▶ [Your goal]
Copy every record word for word.

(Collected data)
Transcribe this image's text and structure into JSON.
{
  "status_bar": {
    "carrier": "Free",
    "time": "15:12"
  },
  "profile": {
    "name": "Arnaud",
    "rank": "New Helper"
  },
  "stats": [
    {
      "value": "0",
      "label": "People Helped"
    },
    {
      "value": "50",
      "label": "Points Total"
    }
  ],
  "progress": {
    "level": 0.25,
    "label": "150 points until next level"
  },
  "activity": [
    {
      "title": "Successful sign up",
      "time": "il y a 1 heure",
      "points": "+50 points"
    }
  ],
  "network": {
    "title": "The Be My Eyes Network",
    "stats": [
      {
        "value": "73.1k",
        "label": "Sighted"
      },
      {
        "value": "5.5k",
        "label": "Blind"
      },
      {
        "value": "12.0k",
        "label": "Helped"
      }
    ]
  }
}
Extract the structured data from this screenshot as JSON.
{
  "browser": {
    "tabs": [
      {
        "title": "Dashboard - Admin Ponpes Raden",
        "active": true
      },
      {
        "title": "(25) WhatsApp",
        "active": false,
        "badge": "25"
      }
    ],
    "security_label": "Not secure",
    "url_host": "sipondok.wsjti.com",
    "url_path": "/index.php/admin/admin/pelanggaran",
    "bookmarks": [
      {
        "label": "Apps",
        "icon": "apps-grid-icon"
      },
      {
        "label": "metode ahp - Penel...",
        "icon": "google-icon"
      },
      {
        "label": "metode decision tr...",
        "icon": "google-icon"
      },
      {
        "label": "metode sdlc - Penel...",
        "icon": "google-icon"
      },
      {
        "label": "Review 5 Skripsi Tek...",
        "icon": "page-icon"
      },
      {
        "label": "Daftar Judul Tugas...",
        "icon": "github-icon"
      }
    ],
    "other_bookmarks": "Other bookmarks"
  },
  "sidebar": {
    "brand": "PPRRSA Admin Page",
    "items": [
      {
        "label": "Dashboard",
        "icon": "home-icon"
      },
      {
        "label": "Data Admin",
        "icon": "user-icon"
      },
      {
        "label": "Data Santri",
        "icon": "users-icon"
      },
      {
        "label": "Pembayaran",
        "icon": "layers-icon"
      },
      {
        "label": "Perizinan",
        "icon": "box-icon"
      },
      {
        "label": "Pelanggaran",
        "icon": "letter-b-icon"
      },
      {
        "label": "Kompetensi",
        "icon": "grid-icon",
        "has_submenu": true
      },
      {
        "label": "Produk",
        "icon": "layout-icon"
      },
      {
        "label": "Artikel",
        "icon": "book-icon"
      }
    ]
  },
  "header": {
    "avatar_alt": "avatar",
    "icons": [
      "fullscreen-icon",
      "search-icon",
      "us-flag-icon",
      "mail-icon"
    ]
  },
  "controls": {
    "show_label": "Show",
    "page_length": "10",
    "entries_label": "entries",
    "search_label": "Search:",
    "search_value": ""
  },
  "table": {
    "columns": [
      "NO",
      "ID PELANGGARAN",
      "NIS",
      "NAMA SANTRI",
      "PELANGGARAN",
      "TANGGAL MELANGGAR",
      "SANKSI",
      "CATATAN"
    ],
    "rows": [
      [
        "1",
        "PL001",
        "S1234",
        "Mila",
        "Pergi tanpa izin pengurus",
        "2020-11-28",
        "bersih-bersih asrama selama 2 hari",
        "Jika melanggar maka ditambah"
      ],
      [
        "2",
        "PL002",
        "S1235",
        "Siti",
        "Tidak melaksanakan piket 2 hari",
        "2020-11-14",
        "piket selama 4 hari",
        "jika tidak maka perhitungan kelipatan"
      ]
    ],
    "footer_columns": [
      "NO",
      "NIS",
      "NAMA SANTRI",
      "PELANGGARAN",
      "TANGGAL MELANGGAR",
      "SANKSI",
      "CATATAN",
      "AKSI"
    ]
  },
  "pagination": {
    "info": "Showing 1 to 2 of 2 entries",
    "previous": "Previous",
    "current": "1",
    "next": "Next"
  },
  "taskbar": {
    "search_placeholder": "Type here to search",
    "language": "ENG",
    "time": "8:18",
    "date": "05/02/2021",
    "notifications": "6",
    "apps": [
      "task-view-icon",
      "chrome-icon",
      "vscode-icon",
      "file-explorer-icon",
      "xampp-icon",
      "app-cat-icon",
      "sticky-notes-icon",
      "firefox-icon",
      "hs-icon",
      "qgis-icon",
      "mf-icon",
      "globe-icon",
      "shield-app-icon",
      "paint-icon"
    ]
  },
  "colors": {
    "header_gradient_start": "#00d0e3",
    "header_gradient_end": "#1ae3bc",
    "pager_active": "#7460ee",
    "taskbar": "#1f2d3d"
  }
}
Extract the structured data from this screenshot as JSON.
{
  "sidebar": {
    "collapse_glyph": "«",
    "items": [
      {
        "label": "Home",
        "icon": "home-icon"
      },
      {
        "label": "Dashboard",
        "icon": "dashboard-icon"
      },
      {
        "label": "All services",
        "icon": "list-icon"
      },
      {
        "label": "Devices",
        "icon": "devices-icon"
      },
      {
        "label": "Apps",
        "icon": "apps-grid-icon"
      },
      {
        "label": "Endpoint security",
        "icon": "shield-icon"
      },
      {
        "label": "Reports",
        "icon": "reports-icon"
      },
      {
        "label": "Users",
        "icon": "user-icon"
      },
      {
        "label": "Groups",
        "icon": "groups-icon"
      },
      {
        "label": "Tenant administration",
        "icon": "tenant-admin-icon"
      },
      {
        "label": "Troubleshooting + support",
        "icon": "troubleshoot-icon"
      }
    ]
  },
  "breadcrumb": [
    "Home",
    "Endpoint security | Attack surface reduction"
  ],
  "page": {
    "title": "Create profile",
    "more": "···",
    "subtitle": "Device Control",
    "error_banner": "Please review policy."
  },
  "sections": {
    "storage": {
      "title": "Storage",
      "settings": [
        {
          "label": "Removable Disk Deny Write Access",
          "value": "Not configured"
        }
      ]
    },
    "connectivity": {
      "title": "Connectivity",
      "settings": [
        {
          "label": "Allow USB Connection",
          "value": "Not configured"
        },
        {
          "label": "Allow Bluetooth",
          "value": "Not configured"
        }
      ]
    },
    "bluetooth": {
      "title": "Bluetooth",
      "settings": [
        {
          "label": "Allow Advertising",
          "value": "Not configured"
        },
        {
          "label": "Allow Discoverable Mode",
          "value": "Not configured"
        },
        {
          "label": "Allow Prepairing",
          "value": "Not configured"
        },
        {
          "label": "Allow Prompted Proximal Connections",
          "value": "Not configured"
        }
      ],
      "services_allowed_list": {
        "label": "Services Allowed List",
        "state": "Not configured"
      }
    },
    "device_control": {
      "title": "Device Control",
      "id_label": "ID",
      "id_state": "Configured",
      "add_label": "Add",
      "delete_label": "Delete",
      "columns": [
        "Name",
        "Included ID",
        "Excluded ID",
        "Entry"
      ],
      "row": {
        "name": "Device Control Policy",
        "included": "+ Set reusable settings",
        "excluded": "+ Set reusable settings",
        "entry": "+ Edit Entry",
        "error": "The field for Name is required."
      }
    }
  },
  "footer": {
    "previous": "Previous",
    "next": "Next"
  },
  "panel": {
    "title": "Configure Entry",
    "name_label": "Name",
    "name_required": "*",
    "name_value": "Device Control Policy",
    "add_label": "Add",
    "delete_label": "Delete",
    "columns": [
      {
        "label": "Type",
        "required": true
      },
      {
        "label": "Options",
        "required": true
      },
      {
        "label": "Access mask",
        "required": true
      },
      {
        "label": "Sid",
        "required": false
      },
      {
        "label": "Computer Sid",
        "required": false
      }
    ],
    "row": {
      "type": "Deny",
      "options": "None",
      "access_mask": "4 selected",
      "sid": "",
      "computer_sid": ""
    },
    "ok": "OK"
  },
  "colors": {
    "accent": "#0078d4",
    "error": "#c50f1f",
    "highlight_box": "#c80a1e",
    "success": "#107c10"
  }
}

▶ [Task solution]
Transcribe this image's text and structure into JSON.
{
  "status_bar": {
    "carrier": "Free",
    "time": "15:12"
  },
  "profile": {
    "name": "Arnaud",
    "rank": "New Helper"
  },
  "stats": [
    {
      "value": "0",
      "label": "People Helped"
    },
    {
      "value": "50",
      "label": "Points Total"
    }
  ],
  "progress": {
    "level": 0.25,
    "label": "150 points until next level"
  },
  "activity": [
    {
      "title": "Successful sign up",
      "time": "il y a 1 heure",
      "points": "+50 points"
    }
  ],
  "network": {
    "title": "The Be My Eyes Network",
    "stats": [
      {
        "value": "73.1k",
        "label": "Sighted"
      },
      {
        "value": "5.5k",
        "label": "Blind"
      },
      {
        "value": "12.0k",
        "label": "Helped"
      }
    ]
  }
}
Extract the structured data from this screenshot as JSON.
{
  "browser": {
    "tabs": [
      {
        "title": "Dashboard - Admin Ponpes Raden",
        "active": true
      },
      {
        "title": "(25) WhatsApp",
        "active": false,
        "badge": "25"
      }
    ],
    "security_label": "Not secure",
    "url_host": "sipondok.wsjti.com",
    "url_path": "/index.php/admin/admin/pelanggaran",
    "bookmarks": [
      {
        "label": "Apps",
        "icon": "apps-grid-icon"
      },
      {
        "label": "metode ahp - Penel...",
        "icon": "google-icon"
      },
      {
        "label": "metode decision tr...",
        "icon": "google-icon"
      },
      {
        "label": "metode sdlc - Penel...",
        "icon": "google-icon"
      },
      {
        "label": "Review 5 Skripsi Tek...",
        "icon": "page-icon"
      },
      {
        "label": "Daftar Judul Tugas...",
        "icon": "github-icon"
      }
    ],
    "other_bookmarks": "Other bookmarks"
  },
  "sidebar": {
    "brand": "PPRRSA Admin Page",
    "items": [
      {
        "label": "Dashboard",
        "icon": "home-icon"
      },
      {
        "label": "Data Admin",
        "icon": "user-icon"
      },
      {
        "label": "Data Santri",
        "icon": "users-icon"
      },
      {
        "label": "Pembayaran",
        "icon": "layers-icon"
      },
      {
        "label": "Perizinan",
        "icon": "box-icon"
      },
      {
        "label": "Pelanggaran",
        "icon": "letter-b-icon"
      },
      {
        "label": "Kompetensi",
        "icon": "grid-icon",
        "has_submenu": true
      },
      {
        "label": "Produk",
        "icon": "layout-icon"
      },
      {
        "label": "Artikel",
        "icon": "book-icon"
      }
    ]
  },
  "header": {
    "avatar_alt": "avatar",
    "icons": [
      "fullscreen-icon",
      "search-icon",
      "us-flag-icon",
      "mail-icon"
    ]
  },
  "controls": {
    "show_label": "Show",
    "page_length": "10",
    "entries_label": "entries",
    "search_label": "Search:",
    "search_value": ""
  },
  "table": {
    "columns": [
      "NO",
      "ID PELANGGARAN",
      "NIS",
      "NAMA SANTRI",
      "PELANGGARAN",
      "TANGGAL MELANGGAR",
      "SANKSI",
      "CATATAN"
    ],
    "rows": [
      [
        "1",
        "PL001",
        "S1234",
        "Mila",
        "Pergi tanpa izin pengurus",
        "2020-11-28",
        "bersih-bersih asrama selama 2 hari",
        "Jika melanggar maka ditambah"
      ],
      [
        "2",
        "PL002",
        "S1235",
        "Siti",
        "Tidak melaksanakan piket 2 hari",
        "2020-11-14",
        "piket selama 4 hari",
        "jika tidak maka perhitungan kelipatan"
      ]
    ],
    "footer_columns": [
      "NO",
      "NIS",
      "NAMA SANTRI",
      "PELANGGARAN",
      "TANGGAL MELANGGAR",
      "SANKSI",
      "CATATAN",
      "AKSI"
    ]
  },
  "pagination": {
    "info": "Showing 1 to 2 of 2 entries",
    "previous": "Previous",
    "current": "1",
    "next": "Next"
  },
  "taskbar": {
    "search_placeholder": "Type here to search",
    "language": "ENG",
    "time": "8:18",
    "date": "05/02/2021",
    "notifications": "6",
    "apps": [
      "task-view-icon",
      "chrome-icon",
      "vscode-icon",
      "file-explorer-icon",
      "xampp-icon",
      "app-cat-icon",
      "sticky-notes-icon",
      "firefox-icon",
      "hs-icon",
      "qgis-icon",
      "mf-icon",
      "globe-icon",
      "shield-app-icon",
      "paint-icon"
    ]
  },
  "colors": {
    "header_gradient_start": "#00d0e3",
    "header_gradient_end": "#1ae3bc",
    "pager_active": "#7460ee",
    "taskbar": "#1f2d3d"
  }
}
Extract the structured data from this screenshot as JSON.
{
  "sidebar": {
    "collapse_glyph": "«",
    "items": [
      {
        "label": "Home",
        "icon": "home-icon"
      },
      {
        "label": "Dashboard",
        "icon": "dashboard-icon"
      },
      {
        "label": "All services",
        "icon": "list-icon"
      },
      {
        "label": "Devices",
        "icon": "devices-icon"
      },
      {
        "label": "Apps",
        "icon": "apps-grid-icon"
      },
      {
        "label": "Endpoint security",
        "icon": "shield-icon"
      },
      {
        "label": "Reports",
        "icon": "reports-icon"
      },
      {
        "label": "Users",
        "icon": "user-icon"
      },
      {
        "label": "Groups",
        "icon": "groups-icon"
      },
      {
        "label": "Tenant administration",
        "icon": "tenant-admin-icon"
      },
      {
        "label": "Troubleshooting + support",
        "icon": "troubleshoot-icon"
      }
    ]
  },
  "breadcrumb": [
    "Home",
    "Endpoint security | Attack surface reduction"
  ],
  "page": {
    "title": "Create profile",
    "more": "···",
    "subtitle": "Device Control",
    "error_banner": "Please review policy."
  },
  "sections": {
    "storage": {
      "title": "Storage",
      "settings": [
        {
          "label": "Removable Disk Deny Write Access",
          "value": "Not configured"
        }
      ]
    },
    "connectivity": {
      "title": "Connectivity",
      "settings": [
        {
          "label": "Allow USB Connection",
          "value": "Not configured"
        },
        {
          "label": "Allow Bluetooth",
          "value": "Not configured"
        }
      ]
    },
    "bluetooth": {
      "title": "Bluetooth",
      "settings": [
        {
          "label": "Allow Advertising",
          "value": "Not configured"
        },
        {
          "label": "Allow Discoverable Mode",
          "value": "Not configured"
        },
        {
          "label": "Allow Prepairing",
          "value": "Not configured"
        },
        {
          "label": "Allow Prompted Proximal Connections",
          "value": "Not configured"
        }
      ],
      "services_allowed_list": {
        "label": "Services Allowed List",
        "state": "Not configured"
      }
    },
    "device_control": {
      "title": "Device Control",
      "id_label": "ID",
      "id_state": "Configured",
      "add_label": "Add",
      "delete_label": "Delete",
      "columns": [
        "Name",
        "Included ID",
        "Excluded ID",
        "Entry"
      ],
      "row": {
        "name": "Device Control Policy",
        "included": "+ Set reusable settings",
        "excluded": "+ Set reusable settings",
        "entry": "+ Edit Entry",
        "error": "The field for Name is required."
      }
    }
  },
  "footer": {
    "previous": "Previous",
    "next": "Next"
  },
  "panel": {
    "title": "Configure Entry",
    "name_label": "Name",
    "name_required": "*",
    "name_value": "Device Control Policy",
    "add_label": "Add",
    "delete_label": "Delete",
    "columns": [
      {
        "label": "Type",
        "required": true
      },
      {
        "label": "Options",
        "required": true
      },
      {
        "label": "Access mask",
        "required": true
      },
      {
        "label": "Sid",
        "required": false
      },
      {
        "label": "Computer Sid",
        "required": false
      }
    ],
    "row": {
      "type": "Deny",
      "options": "None",
      "access_mask": "4 selected",
      "sid": "",
      "computer_sid": ""
    },
    "ok": "OK"
  },
  "colors": {
    "accent": "#0078d4",
    "error": "#c50f1f",
    "highlight_box": "#c80a1e",
    "success": "#107c10"
  }
}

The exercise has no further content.